▸ **TASK**: Please give the listing again, word for word, with nothing left out.
--- START OF TASK MATERIAL ---
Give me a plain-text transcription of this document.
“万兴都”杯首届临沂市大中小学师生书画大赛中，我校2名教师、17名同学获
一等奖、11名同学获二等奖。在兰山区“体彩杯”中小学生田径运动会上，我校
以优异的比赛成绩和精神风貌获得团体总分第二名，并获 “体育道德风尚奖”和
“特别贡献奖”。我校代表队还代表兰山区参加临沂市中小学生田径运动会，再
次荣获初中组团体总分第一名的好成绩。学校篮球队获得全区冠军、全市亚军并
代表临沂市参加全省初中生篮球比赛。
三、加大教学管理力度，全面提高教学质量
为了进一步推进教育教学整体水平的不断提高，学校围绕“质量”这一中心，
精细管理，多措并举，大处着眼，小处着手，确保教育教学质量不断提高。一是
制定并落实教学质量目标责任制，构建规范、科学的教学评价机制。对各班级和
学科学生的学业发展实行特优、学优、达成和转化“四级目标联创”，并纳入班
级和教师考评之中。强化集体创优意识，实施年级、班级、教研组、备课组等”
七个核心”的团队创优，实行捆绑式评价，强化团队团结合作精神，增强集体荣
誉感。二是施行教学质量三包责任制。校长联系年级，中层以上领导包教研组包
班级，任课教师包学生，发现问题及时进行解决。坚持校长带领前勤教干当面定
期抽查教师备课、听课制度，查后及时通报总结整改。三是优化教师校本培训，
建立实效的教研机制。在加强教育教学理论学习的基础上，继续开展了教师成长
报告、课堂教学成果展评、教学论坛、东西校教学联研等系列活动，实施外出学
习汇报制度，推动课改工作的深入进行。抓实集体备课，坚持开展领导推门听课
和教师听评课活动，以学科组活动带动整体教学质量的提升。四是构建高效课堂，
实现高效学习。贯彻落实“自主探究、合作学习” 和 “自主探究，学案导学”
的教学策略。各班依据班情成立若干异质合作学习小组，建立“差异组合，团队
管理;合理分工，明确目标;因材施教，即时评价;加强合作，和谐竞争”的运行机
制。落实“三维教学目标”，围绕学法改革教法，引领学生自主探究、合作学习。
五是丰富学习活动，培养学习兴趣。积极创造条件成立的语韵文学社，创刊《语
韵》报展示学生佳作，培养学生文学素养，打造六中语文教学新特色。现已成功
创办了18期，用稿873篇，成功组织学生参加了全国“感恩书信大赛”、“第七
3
--- END OF TASK MATERIAL ---
▸ **TASK RESPONSE**:
Give me a plain-text transcription of this document.
“万兴都”杯首届临沂市大中小学师生书画大赛中，我校2名教师、17名同学获
一等奖、11名同学获二等奖。在兰山区“体彩杯”中小学生田径运动会上，我校
以优异的比赛成绩和精神风貌获得团体总分第二名，并获 “体育道德风尚奖”和
“特别贡献奖”。我校代表队还代表兰山区参加临沂市中小学生田径运动会，再
次荣获初中组团体总分第一名的好成绩。学校篮球队获得全区冠军、全市亚军并
代表临沂市参加全省初中生篮球比赛。
三、加大教学管理力度，全面提高教学质量
为了进一步推进教育教学整体水平的不断提高，学校围绕“质量”这一中心，
精细管理，多措并举，大处着眼，小处着手，确保教育教学质量不断提高。一是
制定并落实教学质量目标责任制，构建规范、科学的教学评价机制。对各班级和
学科学生的学业发展实行特优、学优、达成和转化“四级目标联创”，并纳入班
级和教师考评之中。强化集体创优意识，实施年级、班级、教研组、备课组等”
七个核心”的团队创优，实行捆绑式评价，强化团队团结合作精神，增强集体荣
誉感。二是施行教学质量三包责任制。校长联系年级，中层以上领导包教研组包
班级，任课教师包学生，发现问题及时进行解决。坚持校长带领前勤教干当面定
期抽查教师备课、听课制度，查后及时通报总结整改。三是优化教师校本培训，
建立实效的教研机制。在加强教育教学理论学习的基础上，继续开展了教师成长
报告、课堂教学成果展评、教学论坛、东西校教学联研等系列活动，实施外出学
习汇报制度，推动课改工作的深入进行。抓实集体备课，坚持开展领导推门听课
和教师听评课活动，以学科组活动带动整体教学质量的提升。四是构建高效课堂，
实现高效学习。贯彻落实“自主探究、合作学习” 和 “自主探究，学案导学”
的教学策略。各班依据班情成立若干异质合作学习小组，建立“差异组合，团队
管理;合理分工，明确目标;因材施教，即时评价;加强合作，和谐竞争”的运行机
制。落实“三维教学目标”，围绕学法改革教法，引领学生自主探究、合作学习。
五是丰富学习活动，培养学习兴趣。积极创造条件成立的语韵文学社，创刊《语
韵》报展示学生佳作，培养学生文学素养，打造六中语文教学新特色。现已成功
创办了18期，用稿873篇，成功组织学生参加了全国“感恩书信大赛”、“第七
3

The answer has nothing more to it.